━━━━━ Data supplied ━━━━━

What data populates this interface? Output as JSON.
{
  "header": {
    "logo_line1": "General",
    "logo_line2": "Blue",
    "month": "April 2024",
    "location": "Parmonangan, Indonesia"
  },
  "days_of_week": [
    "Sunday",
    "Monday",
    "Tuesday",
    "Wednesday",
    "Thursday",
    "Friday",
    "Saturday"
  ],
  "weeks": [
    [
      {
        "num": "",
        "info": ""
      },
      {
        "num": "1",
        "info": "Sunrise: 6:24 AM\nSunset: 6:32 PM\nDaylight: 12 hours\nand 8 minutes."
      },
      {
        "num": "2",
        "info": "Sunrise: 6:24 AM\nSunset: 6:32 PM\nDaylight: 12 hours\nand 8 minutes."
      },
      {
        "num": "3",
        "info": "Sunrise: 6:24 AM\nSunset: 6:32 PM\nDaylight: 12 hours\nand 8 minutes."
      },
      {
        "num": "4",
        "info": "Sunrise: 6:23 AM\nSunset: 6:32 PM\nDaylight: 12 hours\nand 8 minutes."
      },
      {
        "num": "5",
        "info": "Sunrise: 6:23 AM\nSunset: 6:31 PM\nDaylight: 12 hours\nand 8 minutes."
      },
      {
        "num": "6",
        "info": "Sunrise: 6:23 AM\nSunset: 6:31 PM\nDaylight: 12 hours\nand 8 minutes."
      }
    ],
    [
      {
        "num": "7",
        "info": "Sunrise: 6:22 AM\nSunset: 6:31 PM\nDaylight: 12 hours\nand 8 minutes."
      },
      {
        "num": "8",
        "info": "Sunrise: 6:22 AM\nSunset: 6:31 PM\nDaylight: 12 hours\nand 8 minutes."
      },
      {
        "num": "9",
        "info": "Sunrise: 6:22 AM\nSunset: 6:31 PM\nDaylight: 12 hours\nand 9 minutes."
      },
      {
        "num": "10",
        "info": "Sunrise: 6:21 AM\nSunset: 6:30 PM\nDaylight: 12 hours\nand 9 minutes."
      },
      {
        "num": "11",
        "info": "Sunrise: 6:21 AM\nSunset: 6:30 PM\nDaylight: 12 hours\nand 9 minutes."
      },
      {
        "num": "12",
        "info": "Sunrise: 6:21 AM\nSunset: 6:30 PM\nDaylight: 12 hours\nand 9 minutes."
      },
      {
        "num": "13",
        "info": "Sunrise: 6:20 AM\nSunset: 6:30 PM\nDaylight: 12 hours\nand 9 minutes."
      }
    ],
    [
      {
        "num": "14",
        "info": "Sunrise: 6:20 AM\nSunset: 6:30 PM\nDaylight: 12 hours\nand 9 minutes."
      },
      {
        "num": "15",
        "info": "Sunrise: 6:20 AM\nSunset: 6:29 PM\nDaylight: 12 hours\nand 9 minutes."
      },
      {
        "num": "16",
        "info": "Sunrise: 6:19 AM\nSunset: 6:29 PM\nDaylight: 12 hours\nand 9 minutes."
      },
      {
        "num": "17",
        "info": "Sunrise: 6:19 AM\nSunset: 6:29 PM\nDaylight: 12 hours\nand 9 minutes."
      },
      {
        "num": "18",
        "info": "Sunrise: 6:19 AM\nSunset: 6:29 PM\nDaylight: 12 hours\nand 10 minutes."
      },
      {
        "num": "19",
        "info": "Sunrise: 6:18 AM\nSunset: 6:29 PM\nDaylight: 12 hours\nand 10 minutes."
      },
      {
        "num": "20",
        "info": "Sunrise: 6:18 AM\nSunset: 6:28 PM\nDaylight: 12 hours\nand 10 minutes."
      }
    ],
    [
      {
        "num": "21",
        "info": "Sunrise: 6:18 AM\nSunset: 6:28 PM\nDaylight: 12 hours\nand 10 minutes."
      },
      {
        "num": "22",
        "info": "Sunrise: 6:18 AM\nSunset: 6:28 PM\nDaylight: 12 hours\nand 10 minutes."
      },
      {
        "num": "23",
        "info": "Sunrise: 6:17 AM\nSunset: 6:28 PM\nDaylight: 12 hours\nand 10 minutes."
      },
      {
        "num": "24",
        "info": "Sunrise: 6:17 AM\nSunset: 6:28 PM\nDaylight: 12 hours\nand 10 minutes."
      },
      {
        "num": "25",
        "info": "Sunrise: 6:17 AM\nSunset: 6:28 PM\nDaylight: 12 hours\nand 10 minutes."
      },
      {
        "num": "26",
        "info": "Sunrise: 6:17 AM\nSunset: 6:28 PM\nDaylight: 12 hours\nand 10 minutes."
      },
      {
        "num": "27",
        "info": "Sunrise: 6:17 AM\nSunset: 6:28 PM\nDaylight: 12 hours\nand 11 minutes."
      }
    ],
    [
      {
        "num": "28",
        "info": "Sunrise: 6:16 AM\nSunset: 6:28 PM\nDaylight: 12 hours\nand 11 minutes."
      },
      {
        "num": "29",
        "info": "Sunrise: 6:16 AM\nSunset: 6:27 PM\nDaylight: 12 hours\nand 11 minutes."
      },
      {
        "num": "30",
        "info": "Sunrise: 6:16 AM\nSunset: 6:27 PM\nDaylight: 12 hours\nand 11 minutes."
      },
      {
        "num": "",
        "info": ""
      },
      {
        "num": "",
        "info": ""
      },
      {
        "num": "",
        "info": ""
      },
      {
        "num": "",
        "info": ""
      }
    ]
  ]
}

━━━━━

### What is asked
Please return the data above exactly as given.

### Answer in full
What data populates this interface? Output as JSON.
{
  "header": {
    "logo_line1": "General",
    "logo_line2": "Blue",
    "month": "April 2024",
    "location": "Parmonangan, Indonesia"
  },
  "days_of_week": [
    "Sunday",
    "Monday",
    "Tuesday",
    "Wednesday",
    "Thursday",
    "Friday",
    "Saturday"
  ],
  "weeks": [
    [
      {
        "num": "",
        "info": ""
      },
      {
        "num": "1",
        "info": "Sunrise: 6:24 AM\nSunset: 6:32 PM\nDaylight: 12 hours\nand 8 minutes."
      },
      {
        "num": "2",
        "info": "Sunrise: 6:24 AM\nSunset: 6:32 PM\nDaylight: 12 hours\nand 8 minutes."
      },
      {
        "num": "3",
        "info": "Sunrise: 6:24 AM\nSunset: 6:32 PM\nDaylight: 12 hours\nand 8 minutes."
      },
      {
        "num": "4",
        "info": "Sunrise: 6:23 AM\nSunset: 6:32 PM\nDaylight: 12 hours\nand 8 minutes."
      },
      {
        "num": "5",
        "info": "Sunrise: 6:23 AM\nSunset: 6:31 PM\nDaylight: 12 hours\nand 8 minutes."
      },
      {
        "num": "6",
        "info": "Sunrise: 6:23 AM\nSunset: 6:31 PM\nDaylight: 12 hours\nand 8 minutes."
      }
    ],
    [
      {
        "num": "7",
        "info": "Sunrise: 6:22 AM\nSunset: 6:31 PM\nDaylight: 12 hours\nand 8 minutes."
      },
      {
        "num": "8",
        "info": "Sunrise: 6:22 AM\nSunset: 6:31 PM\nDaylight: 12 hours\nand 8 minutes."
      },
      {
        "num": "9",
        "info": "Sunrise: 6:22 AM\nSunset: 6:31 PM\nDaylight: 12 hours\nand 9 minutes."
      },
      {
        "num": "10",
        "info": "Sunrise: 6:21 AM\nSunset: 6:30 PM\nDaylight: 12 hours\nand 9 minutes."
      },
      {
        "num": "11",
        "info": "Sunrise: 6:21 AM\nSunset: 6:30 PM\nDaylight: 12 hours\nand 9 minutes."
      },
      {
        "num": "12",
        "info": "Sunrise: 6:21 AM\nSunset: 6:30 PM\nDaylight: 12 hours\nand 9 minutes."
      },
      {
        "num": "13",
        "info": "Sunrise: 6:20 AM\nSunset: 6:30 PM\nDaylight: 12 hours\nand 9 minutes."
      }
    ],
    [
      {
        "num": "14",
        "info": "Sunrise: 6:20 AM\nSunset: 6:30 PM\nDaylight: 12 hours\nand 9 minutes."
      },
      {
        "num": "15",
        "info": "Sunrise: 6:20 AM\nSunset: 6:29 PM\nDaylight: 12 hours\nand 9 minutes."
      },
      {
        "num": "16",
        "info": "Sunrise: 6:19 AM\nSunset: 6:29 PM\nDaylight: 12 hours\nand 9 minutes."
      },
      {
        "num": "17",
        "info": "Sunrise: 6:19 AM\nSunset: 6:29 PM\nDaylight: 12 hours\nand 9 minutes."
      },
      {
        "num": "18",
        "info": "Sunrise: 6:19 AM\nSunset: 6:29 PM\nDaylight: 12 hours\nand 10 minutes."
      },
      {
        "num": "19",
        "info": "Sunrise: 6:18 AM\nSunset: 6:29 PM\nDaylight: 12 hours\nand 10 minutes."
      },
      {
        "num": "20",
        "info": "Sunrise: 6:18 AM\nSunset: 6:28 PM\nDaylight: 12 hours\nand 10 minutes."
      }
    ],
    [
      {
        "num": "21",
        "info": "Sunrise: 6:18 AM\nSunset: 6:28 PM\nDaylight: 12 hours\nand 10 minutes."
      },
      {
        "num": "22",
        "info": "Sunrise: 6:18 AM\nSunset: 6:28 PM\nDaylight: 12 hours\nand 10 minutes."
      },
      {
        "num": "23",
        "info": "Sunrise: 6:17 AM\nSunset: 6:28 PM\nDaylight: 12 hours\nand 10 minutes."
      },
      {
        "num": "24",
        "info": "Sunrise: 6:17 AM\nSunset: 6:28 PM\nDaylight: 12 hours\nand 10 minutes."
      },
      {
        "num": "25",
        "info": "Sunrise: 6:17 AM\nSunset: 6:28 PM\nDaylight: 12 hours\nand 10 minutes."
      },
      {
        "num": "26",
        "info": "Sunrise: 6:17 AM\nSunset: 6:28 PM\nDaylight: 12 hours\nand 10 minutes."
      },
      {
        "num": "27",
        "info": "Sunrise: 6:17 AM\nSunset: 6:28 PM\nDaylight: 12 hours\nand 11 minutes."
      }
    ],
    [
      {
        "num": "28",
        "info": "Sunrise: 6:16 AM\nSunset: 6:28 PM\nDaylight: 12 hours\nand 11 minutes."
      },
      {
        "num": "29",
        "info": "Sunrise: 6:16 AM\nSunset: 6:27 PM\nDaylight: 12 hours\nand 11 minutes."
      },
      {
        "num": "30",
        "info": "Sunrise: 6:16 AM\nSunset: 6:27 PM\nDaylight: 12 hours\nand 11 minutes."
      },
      {
        "num": "",
        "info": ""
      },
      {
        "num": "",
        "info": ""
      },
      {
        "num": "",
        "info": ""
      },
      {
        "num": "",
        "info": ""
      }
    ]
  ]
}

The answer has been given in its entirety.